PROBLEM STATEMENT: Answer with one number only: the number of lines that contain "транспортной".

------ DATA IN THIS EXERCISE ------

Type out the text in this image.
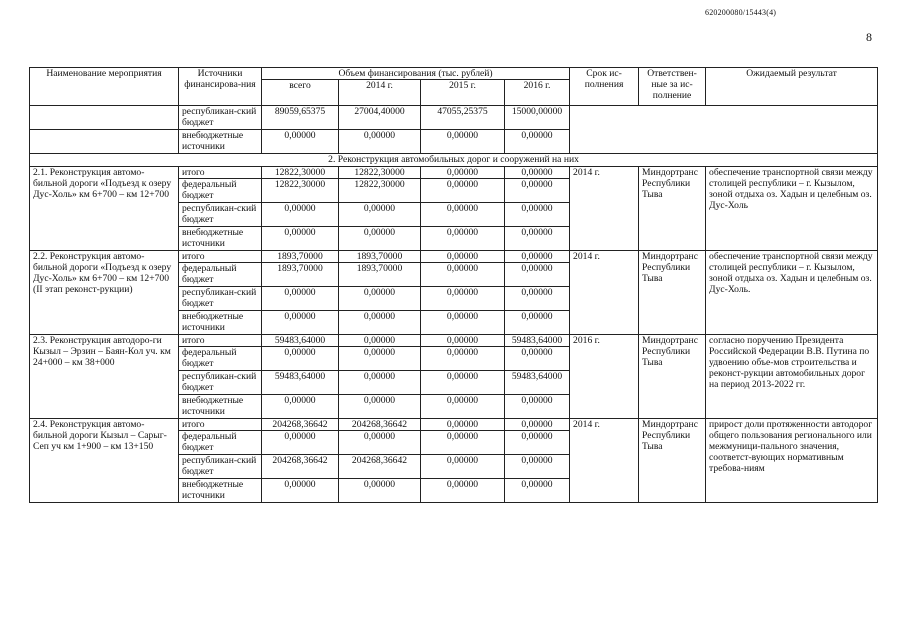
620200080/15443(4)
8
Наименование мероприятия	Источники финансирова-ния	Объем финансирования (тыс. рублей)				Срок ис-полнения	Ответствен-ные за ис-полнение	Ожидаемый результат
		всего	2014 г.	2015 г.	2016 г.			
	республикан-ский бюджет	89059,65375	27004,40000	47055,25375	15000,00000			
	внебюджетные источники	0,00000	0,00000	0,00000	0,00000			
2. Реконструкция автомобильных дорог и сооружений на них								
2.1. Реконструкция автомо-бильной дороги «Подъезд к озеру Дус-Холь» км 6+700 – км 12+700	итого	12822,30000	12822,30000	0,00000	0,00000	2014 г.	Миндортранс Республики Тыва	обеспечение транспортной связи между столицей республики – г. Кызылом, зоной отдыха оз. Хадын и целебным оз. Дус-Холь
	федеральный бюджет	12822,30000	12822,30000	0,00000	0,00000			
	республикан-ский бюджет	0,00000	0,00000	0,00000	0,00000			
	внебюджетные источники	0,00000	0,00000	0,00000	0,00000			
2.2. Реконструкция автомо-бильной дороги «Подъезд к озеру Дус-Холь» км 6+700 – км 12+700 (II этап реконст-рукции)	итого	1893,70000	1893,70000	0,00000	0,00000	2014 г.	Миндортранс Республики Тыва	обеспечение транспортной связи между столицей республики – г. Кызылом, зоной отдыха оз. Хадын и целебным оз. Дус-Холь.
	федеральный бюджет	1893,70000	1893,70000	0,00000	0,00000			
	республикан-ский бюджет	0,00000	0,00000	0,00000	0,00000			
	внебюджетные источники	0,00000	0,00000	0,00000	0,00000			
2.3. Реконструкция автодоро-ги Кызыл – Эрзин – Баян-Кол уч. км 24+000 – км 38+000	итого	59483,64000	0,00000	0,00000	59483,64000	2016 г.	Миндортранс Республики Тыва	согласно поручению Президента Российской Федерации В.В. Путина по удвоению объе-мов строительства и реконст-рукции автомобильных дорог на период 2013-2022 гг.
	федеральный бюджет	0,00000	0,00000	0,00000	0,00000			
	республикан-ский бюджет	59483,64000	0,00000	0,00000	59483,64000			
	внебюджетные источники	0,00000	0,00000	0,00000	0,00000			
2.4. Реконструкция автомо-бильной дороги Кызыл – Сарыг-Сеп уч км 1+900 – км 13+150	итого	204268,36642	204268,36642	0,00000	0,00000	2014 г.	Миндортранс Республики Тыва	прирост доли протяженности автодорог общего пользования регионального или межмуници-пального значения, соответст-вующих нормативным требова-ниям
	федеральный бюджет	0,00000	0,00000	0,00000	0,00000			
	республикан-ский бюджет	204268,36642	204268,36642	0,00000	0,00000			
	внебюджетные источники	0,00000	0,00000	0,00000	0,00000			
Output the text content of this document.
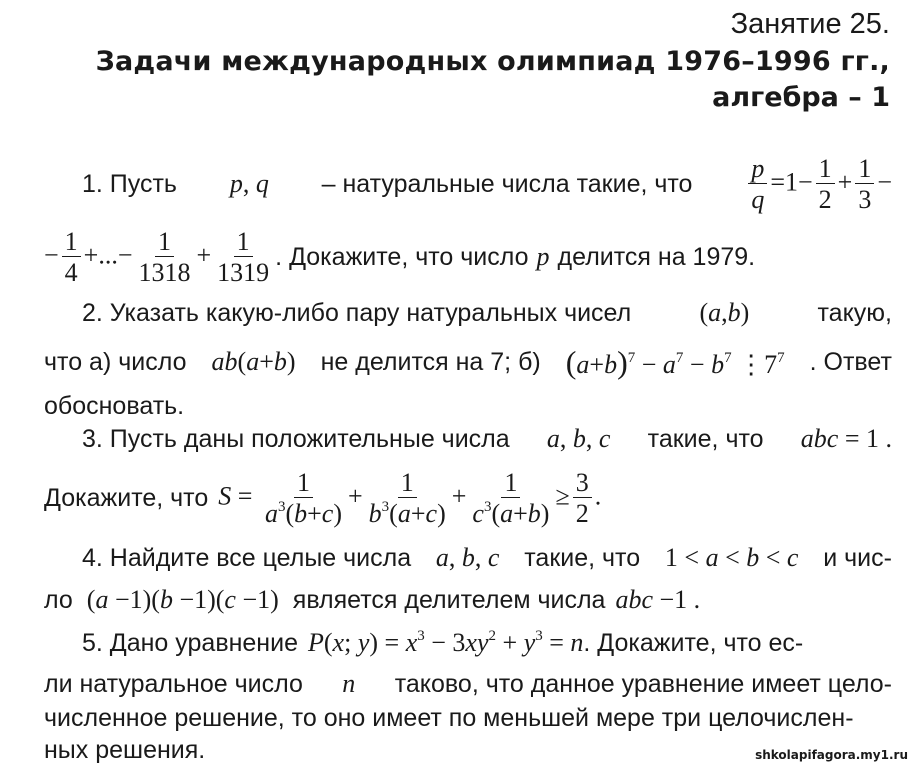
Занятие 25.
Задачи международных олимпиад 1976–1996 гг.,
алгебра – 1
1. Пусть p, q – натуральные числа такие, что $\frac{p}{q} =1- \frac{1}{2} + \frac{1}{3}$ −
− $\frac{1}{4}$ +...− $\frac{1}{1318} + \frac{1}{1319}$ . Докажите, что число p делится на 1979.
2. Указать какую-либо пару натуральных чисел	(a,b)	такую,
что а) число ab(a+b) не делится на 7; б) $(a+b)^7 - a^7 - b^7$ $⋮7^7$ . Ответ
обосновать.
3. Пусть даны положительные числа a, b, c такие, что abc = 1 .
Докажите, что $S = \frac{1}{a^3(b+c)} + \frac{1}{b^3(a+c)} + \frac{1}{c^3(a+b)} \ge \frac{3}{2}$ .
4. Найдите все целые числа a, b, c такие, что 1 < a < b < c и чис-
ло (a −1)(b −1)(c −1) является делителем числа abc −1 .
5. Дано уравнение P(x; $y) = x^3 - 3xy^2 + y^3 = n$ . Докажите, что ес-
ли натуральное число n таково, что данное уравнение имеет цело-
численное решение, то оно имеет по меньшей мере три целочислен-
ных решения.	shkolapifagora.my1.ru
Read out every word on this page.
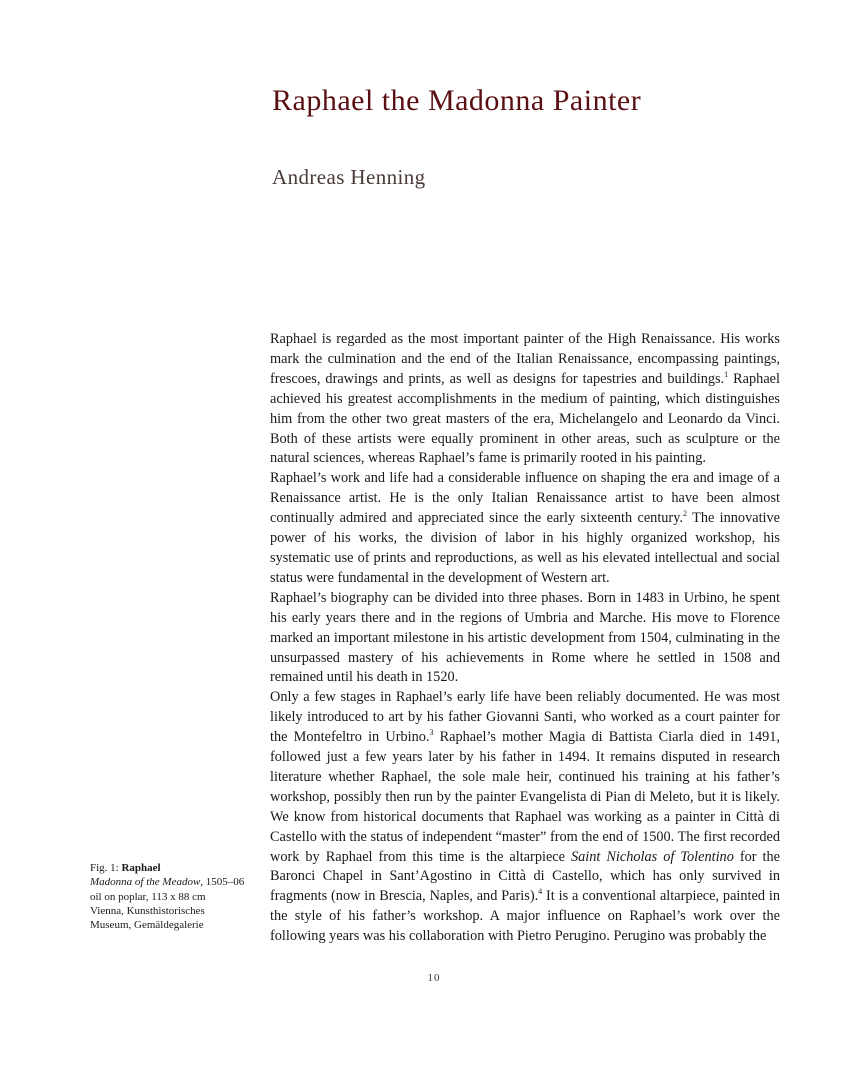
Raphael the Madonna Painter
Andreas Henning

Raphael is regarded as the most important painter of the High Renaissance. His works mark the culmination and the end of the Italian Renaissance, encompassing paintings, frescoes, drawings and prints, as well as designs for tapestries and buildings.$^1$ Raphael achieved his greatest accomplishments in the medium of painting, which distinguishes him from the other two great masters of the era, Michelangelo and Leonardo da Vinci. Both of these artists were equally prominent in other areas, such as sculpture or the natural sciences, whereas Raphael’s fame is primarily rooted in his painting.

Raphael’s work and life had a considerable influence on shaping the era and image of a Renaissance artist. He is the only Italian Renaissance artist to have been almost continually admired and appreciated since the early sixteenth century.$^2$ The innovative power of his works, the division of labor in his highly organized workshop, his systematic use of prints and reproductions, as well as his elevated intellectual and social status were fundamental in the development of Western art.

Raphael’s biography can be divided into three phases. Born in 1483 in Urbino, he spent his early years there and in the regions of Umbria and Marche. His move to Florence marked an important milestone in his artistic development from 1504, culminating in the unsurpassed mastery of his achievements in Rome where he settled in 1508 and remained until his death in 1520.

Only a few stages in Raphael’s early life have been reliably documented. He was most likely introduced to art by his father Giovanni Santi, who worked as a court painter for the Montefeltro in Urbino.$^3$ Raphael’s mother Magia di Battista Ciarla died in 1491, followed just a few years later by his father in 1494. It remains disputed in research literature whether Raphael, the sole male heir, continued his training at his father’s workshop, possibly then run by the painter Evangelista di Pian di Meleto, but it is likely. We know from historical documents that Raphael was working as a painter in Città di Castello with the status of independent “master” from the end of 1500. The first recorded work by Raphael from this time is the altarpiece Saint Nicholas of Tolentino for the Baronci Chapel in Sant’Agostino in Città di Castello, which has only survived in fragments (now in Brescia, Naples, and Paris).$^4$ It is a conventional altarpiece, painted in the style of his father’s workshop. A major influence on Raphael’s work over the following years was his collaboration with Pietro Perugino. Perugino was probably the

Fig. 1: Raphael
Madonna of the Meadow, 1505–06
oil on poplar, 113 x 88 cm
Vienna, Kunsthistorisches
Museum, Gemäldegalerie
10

------

SOLUTION FOR THIS PROBLEM: 2